* BEGIN Data provided *

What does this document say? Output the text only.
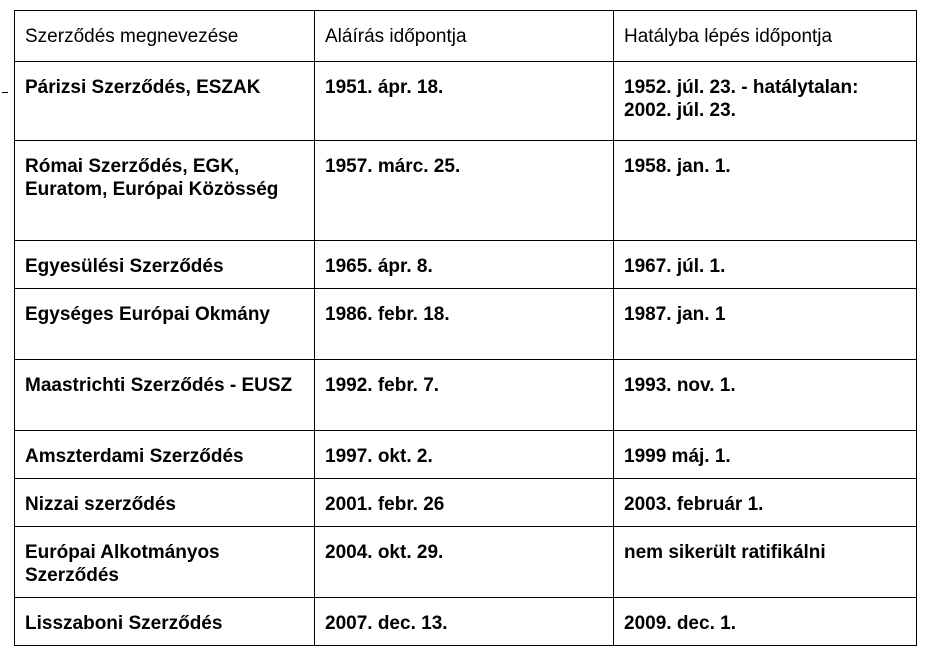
Szerződés megnevezése	Aláírás időpontja	Hatályba lépés időpontja
Párizsi Szerződés, ESZAK	1951. ápr. 18.	1952. júl. 23. - hatálytalan: 2002. júl. 23.
Római Szerződés, EGK, Euratom, Európai Közösség	1957. márc. 25.	1958. jan. 1.
Egyesülési Szerződés	1965. ápr. 8.	1967. júl. 1.
Egységes Európai Okmány	1986. febr. 18.	1987. jan. 1
Maastrichti Szerződés - EUSZ	1992. febr. 7.	1993. nov. 1.
Amszterdami Szerződés	1997. okt. 2.	1999 máj. 1.
Nizzai szerződés	2001. febr. 26	2003. február 1.
Európai Alkotmányos Szerződés	2004. okt. 29.	nem sikerült ratifikálni
Lisszaboni Szerződés	2007. dec. 13.	2009. dec. 1.
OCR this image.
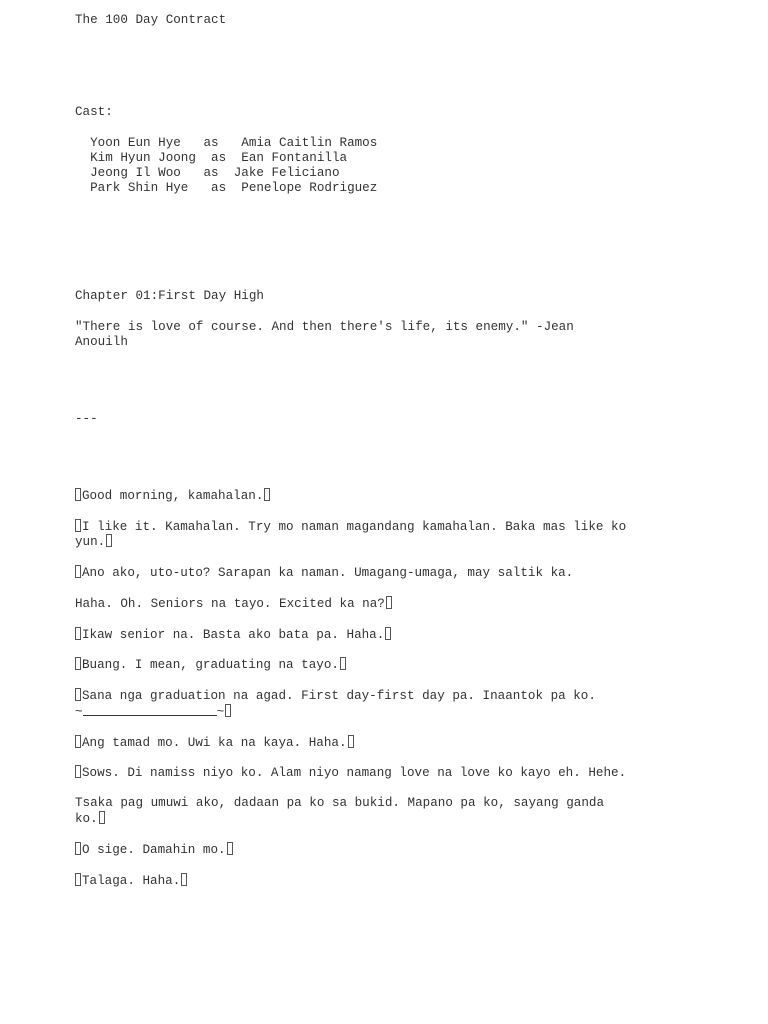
The 100 Day Contract
Cast:
Yoon Eun Hye   as   Amia Caitlin Ramos
Kim Hyun Joong  as  Ean Fontanilla
Jeong Il Woo   as  Jake Feliciano
Park Shin Hye   as  Penelope Rodriguez
Chapter 01:First Day High
"There is love of course. And then there's life, its enemy." -Jean
Anouilh
---
Good morning, kamahalan.
I like it. Kamahalan. Try mo naman magandang kamahalan. Baka mas like ko
yun.
Ano ako, uto-uto? Sarapan ka naman. Umagang-umaga, may saltik ka.
Haha. Oh. Seniors na tayo. Excited ka na?
Ikaw senior na. Basta ako bata pa. Haha.
Buang. I mean, graduating na tayo.
Sana nga graduation na agad. First day-first day pa. Inaantok pa ko.
~	~
Ang tamad mo. Uwi ka na kaya. Haha.
Sows. Di namiss niyo ko. Alam niyo namang love na love ko kayo eh. Hehe.
Tsaka pag umuwi ako, dadaan pa ko sa bukid. Mapano pa ko, sayang ganda
ko.
O sige. Damahin mo.
Talaga. Haha.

* END Data provided *

Task to carry out = Write the listing out a second time exactly, dropping all images.

Exercise result =
What does this document say? Output the text only.
Szerződés megnevezése	Aláírás időpontja	Hatályba lépés időpontja
Párizsi Szerződés, ESZAK	1951. ápr. 18.	1952. júl. 23. - hatálytalan: 2002. júl. 23.
Római Szerződés, EGK, Euratom, Európai Közösség	1957. márc. 25.	1958. jan. 1.
Egyesülési Szerződés	1965. ápr. 8.	1967. júl. 1.
Egységes Európai Okmány	1986. febr. 18.	1987. jan. 1
Maastrichti Szerződés - EUSZ	1992. febr. 7.	1993. nov. 1.
Amszterdami Szerződés	1997. okt. 2.	1999 máj. 1.
Nizzai szerződés	2001. febr. 26	2003. február 1.
Európai Alkotmányos Szerződés	2004. okt. 29.	nem sikerült ratifikálni
Lisszaboni Szerződés	2007. dec. 13.	2009. dec. 1.
OCR this image.
The 100 Day Contract
Cast:
Yoon Eun Hye   as   Amia Caitlin Ramos
Kim Hyun Joong  as  Ean Fontanilla
Jeong Il Woo   as  Jake Feliciano
Park Shin Hye   as  Penelope Rodriguez
Chapter 01:First Day High
"There is love of course. And then there's life, its enemy." -Jean
Anouilh
---
Good morning, kamahalan.
I like it. Kamahalan. Try mo naman magandang kamahalan. Baka mas like ko
yun.
Ano ako, uto-uto? Sarapan ka naman. Umagang-umaga, may saltik ka.
Haha. Oh. Seniors na tayo. Excited ka na?
Ikaw senior na. Basta ako bata pa. Haha.
Buang. I mean, graduating na tayo.
Sana nga graduation na agad. First day-first day pa. Inaantok pa ko.
~	~
Ang tamad mo. Uwi ka na kaya. Haha.
Sows. Di namiss niyo ko. Alam niyo namang love na love ko kayo eh. Hehe.
Tsaka pag umuwi ako, dadaan pa ko sa bukid. Mapano pa ko, sayang ganda
ko.
O sige. Damahin mo.
Talaga. Haha.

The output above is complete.